Task to carry out: Please convert the records, from the start through the line containing "The sensor 22 is at (563, 177).", into a two-column CSV with the columns "input" and "output". Each request gets one row, with its text and its answer each in a single quoted field and line breaks replaced by spaces. Leave the pictures out.

Input:
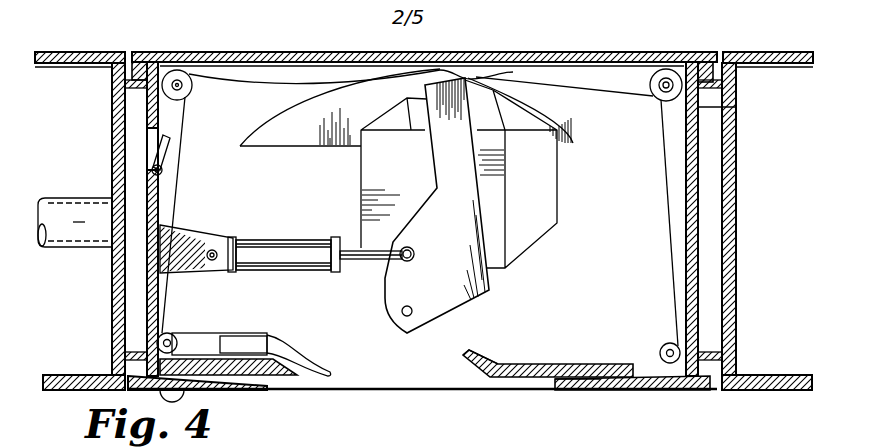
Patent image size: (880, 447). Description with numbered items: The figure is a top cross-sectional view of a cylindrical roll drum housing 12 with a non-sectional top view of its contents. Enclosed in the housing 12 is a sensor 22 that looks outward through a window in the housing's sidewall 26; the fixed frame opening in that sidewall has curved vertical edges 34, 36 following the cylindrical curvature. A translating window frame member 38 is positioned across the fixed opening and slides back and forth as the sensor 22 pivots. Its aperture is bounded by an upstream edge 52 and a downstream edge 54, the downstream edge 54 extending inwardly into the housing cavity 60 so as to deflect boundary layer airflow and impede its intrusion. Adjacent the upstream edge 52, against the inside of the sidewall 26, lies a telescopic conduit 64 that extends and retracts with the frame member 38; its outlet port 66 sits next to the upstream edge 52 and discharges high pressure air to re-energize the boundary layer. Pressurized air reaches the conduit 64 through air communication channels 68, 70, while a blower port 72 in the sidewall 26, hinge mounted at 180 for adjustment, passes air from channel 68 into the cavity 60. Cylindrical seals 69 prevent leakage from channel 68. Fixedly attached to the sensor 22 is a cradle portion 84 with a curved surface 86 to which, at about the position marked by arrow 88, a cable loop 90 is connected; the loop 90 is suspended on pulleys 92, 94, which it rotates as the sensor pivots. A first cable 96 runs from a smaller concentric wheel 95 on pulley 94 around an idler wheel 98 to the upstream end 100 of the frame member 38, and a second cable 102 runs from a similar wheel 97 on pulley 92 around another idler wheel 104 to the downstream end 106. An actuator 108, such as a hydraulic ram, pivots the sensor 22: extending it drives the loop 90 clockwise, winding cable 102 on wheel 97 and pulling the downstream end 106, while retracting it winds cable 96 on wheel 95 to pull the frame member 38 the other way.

The housing 12 is at (594, 87).
The sensor 22 is at (563, 177).
The housing sidewall 26 is at (338, 55).
The vertical edge of fixed opening 34 is at (563, 380).
The vertical edge of fixed opening 36 is at (266, 386).
The translating window frame member 38 is at (508, 359).
The upstream edge 52 is at (300, 380).
The downstream edge 54 is at (474, 372).
The housing cavity 60 is at (645, 271).
The telescopic conduit 64 is at (268, 333).
The outlet port 66 is at (330, 372).
The air communication channel 68 is at (137, 258).
The cylindrical seals 69 is at (120, 88).
The air communication channel 70 is at (75, 183).
The blower port 72 is at (168, 138).
The cradle portion 84 is at (403, 88).
The curved surface 86 is at (282, 108).
The connection position 88 is at (514, 70).
The cable loop 90 is at (655, 70).
The loop pulley 92 is at (692, 50).
The loop pulley 94 is at (174, 70).
The smaller concentric wheel 95 is at (192, 78).
The first cable 96 is at (174, 203).
The wheel 97 is at (738, 107).
The idler wheel 98 is at (172, 335).
The upstream end 100 is at (190, 387).
The second cable 102 is at (667, 200).
The idler wheel 104 is at (660, 350).
The downstream end 106 is at (636, 386).
The actuator 108 is at (283, 240).
The hinge mount 180 is at (163, 170).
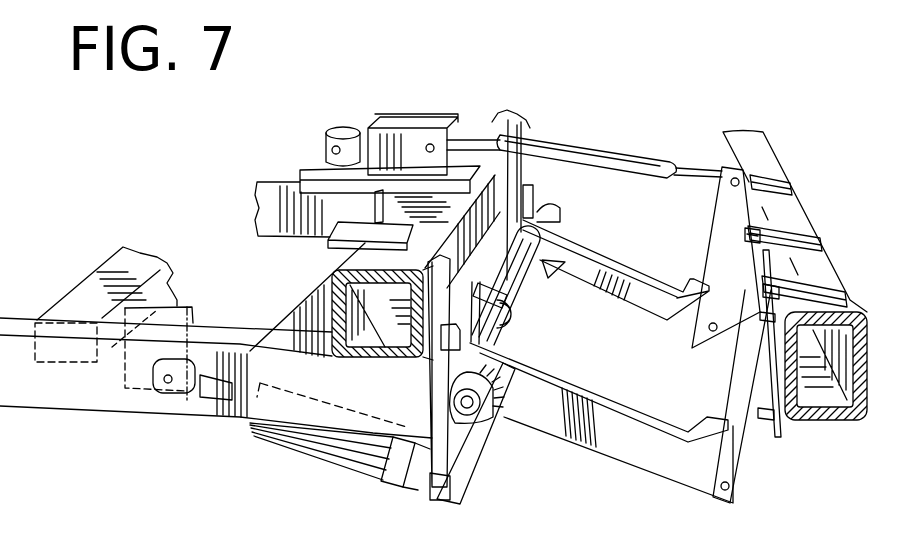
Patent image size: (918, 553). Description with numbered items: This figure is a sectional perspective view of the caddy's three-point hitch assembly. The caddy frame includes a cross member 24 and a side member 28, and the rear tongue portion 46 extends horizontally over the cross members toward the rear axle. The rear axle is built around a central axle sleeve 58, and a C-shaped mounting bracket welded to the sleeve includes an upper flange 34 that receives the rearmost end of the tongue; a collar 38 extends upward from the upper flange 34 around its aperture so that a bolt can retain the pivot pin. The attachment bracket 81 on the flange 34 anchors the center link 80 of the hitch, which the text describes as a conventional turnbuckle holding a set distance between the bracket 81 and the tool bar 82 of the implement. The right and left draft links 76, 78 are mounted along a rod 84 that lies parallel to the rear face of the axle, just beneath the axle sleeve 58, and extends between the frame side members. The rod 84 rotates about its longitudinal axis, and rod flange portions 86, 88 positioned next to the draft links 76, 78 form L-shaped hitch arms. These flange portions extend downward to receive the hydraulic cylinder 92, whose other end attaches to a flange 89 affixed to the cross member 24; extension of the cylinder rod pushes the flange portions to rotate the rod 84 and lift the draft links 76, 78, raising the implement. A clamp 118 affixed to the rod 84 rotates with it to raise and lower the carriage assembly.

The cross member 24 is at (97, 293).
The side member 28 is at (110, 380).
The upper flange 34 is at (306, 168).
The collar 38 is at (318, 165).
The rear tongue portion 46 is at (282, 178).
The axle sleeve 58 is at (505, 122).
The right draft link 76 is at (580, 267).
The left draft link 78 is at (645, 443).
The hydraulic cylinder 80 is at (607, 157).
The attachment bracket 81 is at (403, 113).
The tool bar 82 is at (757, 157).
The rod 84 is at (530, 305).
The rod flange portion 86 is at (537, 322).
The rod flange portion 88 is at (463, 458).
The flange 89 is at (193, 310).
The hydraulic cylinder 92 is at (360, 450).
The clamp 118 is at (513, 345).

Result for this task:
input,output
"Patent image size: (880, 447). Description with numbered items: The figure is a top cross-sectional view of a cylindrical roll drum housing 12 with a non-sectional top view of its contents. Enclosed in the housing 12 is a sensor 22 that looks outward through a window in the housing's sidewall 26; the fixed frame opening in that sidewall has curved vertical edges 34, 36 following the cylindrical curvature. A translating window frame member 38 is positioned across the fixed opening and slides back and forth as the sensor 22 pivots. Its aperture is bounded by an upstream edge 52 and a downstream edge 54, the downstream edge 54 extending inwardly into the housing cavity 60 so as to deflect boundary layer airflow and impede its intrusion. Adjacent the upstream edge 52, against the inside of the sidewall 26, lies a telescopic conduit 64 that extends and retracts with the frame member 38; its outlet port 66 sits next to the upstream edge 52 and discharges high pressure air to re-energize the boundary layer. Pressurized air reaches the conduit 64 through air communication channels 68, 70, while a blower port 72 in the sidewall 26, hinge mounted at 180 for adjustment, passes air from channel 68 into the cavity 60. Cylindrical seals 69 prevent leakage from channel 68. Fixedly attached to the sensor 22 is a cradle portion 84 with a curved surface 86 to which, at about the position marked by arrow 88, a cable loop 90 is connected; the loop 90 is suspended on pulleys 92, 94, which it rotates as the sensor pivots. A first cable 96 runs from a smaller concentric wheel 95 on pulley 94 around an idler wheel 98 to the upstream end 100 of the frame member 38, and a second cable 102 runs from a similar wheel 97 on pulley 92 around another idler wheel 104 to the downstream end 106. An actuator 108, such as a hydraulic ram, pivots the sensor 22: extending it drives the loop 90 clockwise, winding cable 102 on wheel 97 and pulling the downstream end 106, while retracting it winds cable 96 on wheel 95 to pull the frame member 38 the other way.","The housing 12 is at (594, 87). The sensor 22 is at (563, 177)."